Re: [PATCH 1/1] mm/oom_kill: trigger the oom killer if oom occurs without __GFP_FS

Hui Wang <hui.wang@xxxxxxxxxxxxx> · Thu, 27 Apr 2023 13:22:55 +0800

On 4/27/23 09:37, Phillip Lougher wrote:

On 27/04/2023 01:42, Hui Wang wrote:

On 4/27/23 03:34, Phillip Lougher wrote:

On 26/04/2023 20:06, Phillip Lougher wrote:

On 26/04/2023 19:26, Yang Shi wrote:
On Wed, Apr 26, 2023 at 10:38 AM Phillip Lougher
<phillip@xxxxxxxxxxxxxxx> wrote:

On 26/04/2023 17:44, Phillip Lougher wrote:
On 26/04/2023 12:07, Hui Wang wrote:
On 4/26/23 16:33, Michal Hocko wrote:
[CC squashfs maintainer]

On Wed 26-04-23 13:10:30, Hui Wang wrote:
If we run the stress-ng in the filesystem of squashfs, the 
system
will be in a state something like hang, the stress-ng couldn't
finish running and the console couldn't react to users' input.

This issue happens on all arm/arm64 platforms we are working on,
through debugging, we found this issue is introduced by oom 
handling
in the kernel.

The fs->readahead() is called between memalloc_nofs_save() and
memalloc_nofs_restore(), and the squashfs_readahead() calls
alloc_page(), in this case, if there is no memory left, the
out_of_memory() will be called without __GFP_FS, then the oom 
killer
will not be triggered and this process will loop endlessly 
and wait
for others to trigger oom killer to release some memory. But 
for a
system with the whole root filesystem constructed by squashfs,
nearly all userspace processes will call out_of_memory() without
__GFP_FS, so we will see that the system enters a state 
something like
hang when running stress-ng.

Records of labeled boxes
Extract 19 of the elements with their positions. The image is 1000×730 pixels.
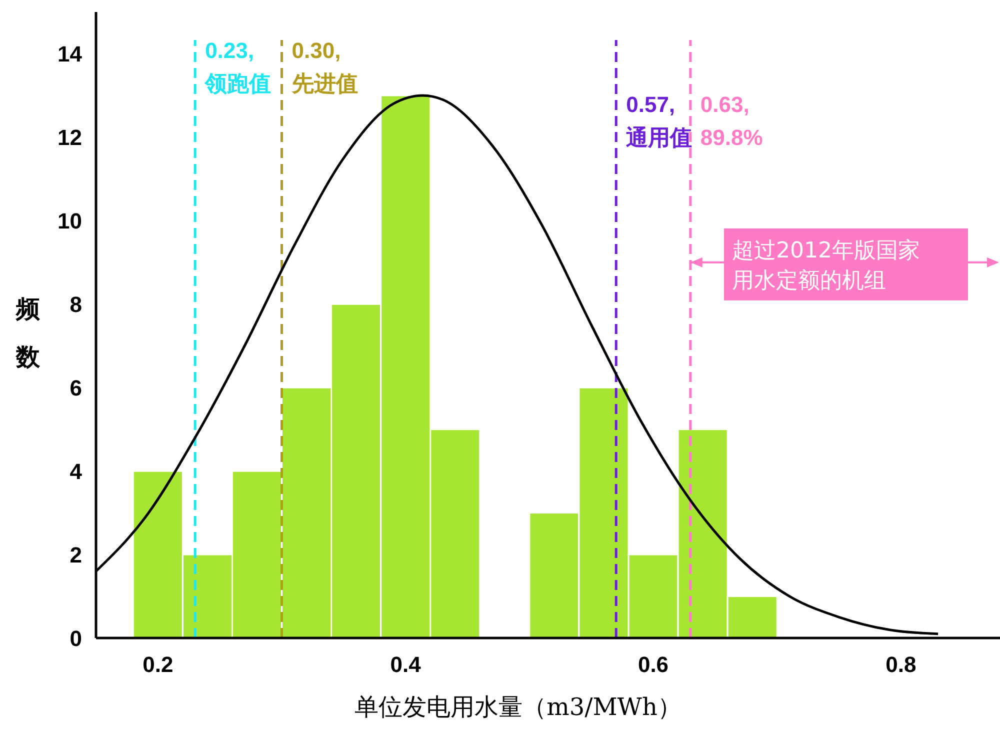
ref-line-label: 0.30, 先进值 — [290, 38, 358, 96]
x-tick-label: 0.4 — [390, 652, 422, 677]
x-tick-label: 0.6 — [638, 652, 669, 677]
y-tick-label: 14 — [58, 42, 83, 67]
x-axis-title: 单位发电用水量（m3/MWh） — [354, 693, 682, 721]
y-axis-title: 频数 — [15, 294, 41, 371]
y-tick-label: 12 — [58, 125, 82, 150]
ref-line-label: 0.63, 89.8% — [700, 92, 763, 150]
y-tick-label: 2 — [70, 542, 82, 568]
y-tick-label: 4 — [70, 459, 83, 484]
x-tick-label: 0.2 — [142, 652, 174, 677]
annotation: 超过2012年版国家用水定额的机组 — [732, 238, 920, 294]
y-tick-label: 10 — [58, 208, 82, 234]
ref-line-label: 0.23, 领跑值 — [204, 38, 272, 96]
x-tick-label: 0.8 — [886, 652, 916, 677]
y-tick-label: 6 — [70, 376, 82, 401]
y-tick-label: 8 — [70, 292, 82, 318]
y-tick-label: 0 — [70, 626, 82, 651]
ref-line-label: 0.57, 通用值 — [625, 92, 692, 150]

◆ **GIVEN PROBLEM**
Reproduce the passage of the squashfs out-of-memory thread above between "On Wed 26-04-23" and "to users' input.", inclusive, keeping its wording unchanged.

◆ **EXERCISE SOLUTION**
On Wed 26-04-23 13:10:30, Hui Wang wrote:
If we run the stress-ng in the filesystem of squashfs, the 
system
will be in a state something like hang, the stress-ng couldn't
finish running and the console couldn't react to users' input.